LISTED RECORDS =

"""

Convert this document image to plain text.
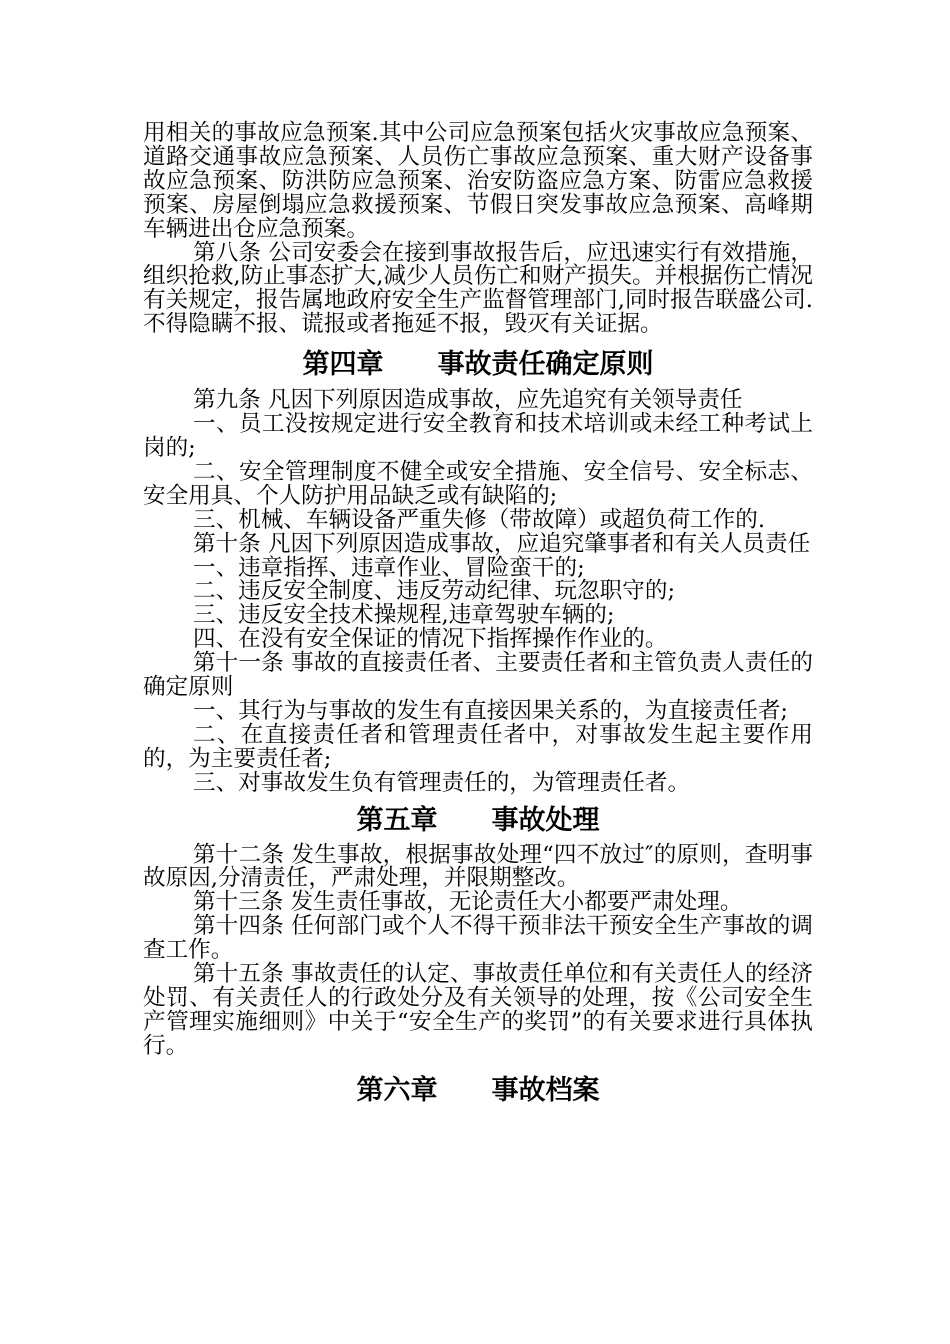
用相关的事故应急预案.其中公司应急预案包括火灾事故应急预案、道路交通事故应急预案、人员伤亡事故应急预案、重大财产设备事故应急预案、防洪防应急预案、治安防盗应急方案、防雷应急救援预案、房屋倒塌应急救援预案、节假日突发事故应急预案、高峰期车辆进出仓应急预案。

第八条 公司安委会在接到事故报告后，应迅速实行有效措施，组织抢救,防止事态扩大,减少人员伤亡和财产损失。并根据伤亡情况有关规定，报告属地政府安全生产监督管理部门,同时报告联盛公司.不得隐瞒不报、谎报或者拖延不报，毁灭有关证据。

第四章　　事故责任确定原则

第九条 凡因下列原因造成事故，应先追究有关领导责任

一、员工没按规定进行安全教育和技术培训或未经工种考试上岗的;

二、安全管理制度不健全或安全措施、安全信号、安全标志、安全用具、个人防护用品缺乏或有缺陷的;

三、机械、车辆设备严重失修（带故障）或超负荷工作的.

第十条 凡因下列原因造成事故，应追究肇事者和有关人员责任

一、违章指挥、违章作业、冒险蛮干的;

二、违反安全制度、违反劳动纪律、玩忽职守的;

三、违反安全技术操规程,违章驾驶车辆的;

四、在没有安全保证的情况下指挥操作作业的。

第十一条 事故的直接责任者、主要责任者和主管负责人责任的确定原则

一、其行为与事故的发生有直接因果关系的，为直接责任者;

二、在直接责任者和管理责任者中，对事故发生起主要作用的，为主要责任者;

三、对事故发生负有管理责任的，为管理责任者。

第五章　　事故处理

第十二条 发生事故，根据事故处理“四不放过″的原则，查明事故原因,分清责任，严肃处理，并限期整改。

第十三条 发生责任事故，无论责任大小都要严肃处理。

第十四条 任何部门或个人不得干预非法干预安全生产事故的调查工作。

第十五条 事故责任的认定、事故责任单位和有关责任人的经济处罚、有关责任人的行政处分及有关领导的处理，按《公司安全生产管理实施细则》中关于“安全生产的奖罚”的有关要求进行具体执行。

第六章　　事故档案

"""

WHAT TO WORK ON = Every entry must be reproduced exactly, with the images left out.

TASK RESPONSE =
Convert this document image to plain text.
用相关的事故应急预案.其中公司应急预案包括火灾事故应急预案、道路交通事故应急预案、人员伤亡事故应急预案、重大财产设备事故应急预案、防洪防应急预案、治安防盗应急方案、防雷应急救援预案、房屋倒塌应急救援预案、节假日突发事故应急预案、高峰期车辆进出仓应急预案。

第八条 公司安委会在接到事故报告后，应迅速实行有效措施，组织抢救,防止事态扩大,减少人员伤亡和财产损失。并根据伤亡情况有关规定，报告属地政府安全生产监督管理部门,同时报告联盛公司.不得隐瞒不报、谎报或者拖延不报，毁灭有关证据。

第四章　　事故责任确定原则

第九条 凡因下列原因造成事故，应先追究有关领导责任

一、员工没按规定进行安全教育和技术培训或未经工种考试上岗的;

二、安全管理制度不健全或安全措施、安全信号、安全标志、安全用具、个人防护用品缺乏或有缺陷的;

三、机械、车辆设备严重失修（带故障）或超负荷工作的.

第十条 凡因下列原因造成事故，应追究肇事者和有关人员责任

一、违章指挥、违章作业、冒险蛮干的;

二、违反安全制度、违反劳动纪律、玩忽职守的;

三、违反安全技术操规程,违章驾驶车辆的;

四、在没有安全保证的情况下指挥操作作业的。

第十一条 事故的直接责任者、主要责任者和主管负责人责任的确定原则

一、其行为与事故的发生有直接因果关系的，为直接责任者;

二、在直接责任者和管理责任者中，对事故发生起主要作用的，为主要责任者;

三、对事故发生负有管理责任的，为管理责任者。

第五章　　事故处理

第十二条 发生事故，根据事故处理“四不放过″的原则，查明事故原因,分清责任，严肃处理，并限期整改。

第十三条 发生责任事故，无论责任大小都要严肃处理。

第十四条 任何部门或个人不得干预非法干预安全生产事故的调查工作。

第十五条 事故责任的认定、事故责任单位和有关责任人的经济处罚、有关责任人的行政处分及有关领导的处理，按《公司安全生产管理实施细则》中关于“安全生产的奖罚”的有关要求进行具体执行。

第六章　　事故档案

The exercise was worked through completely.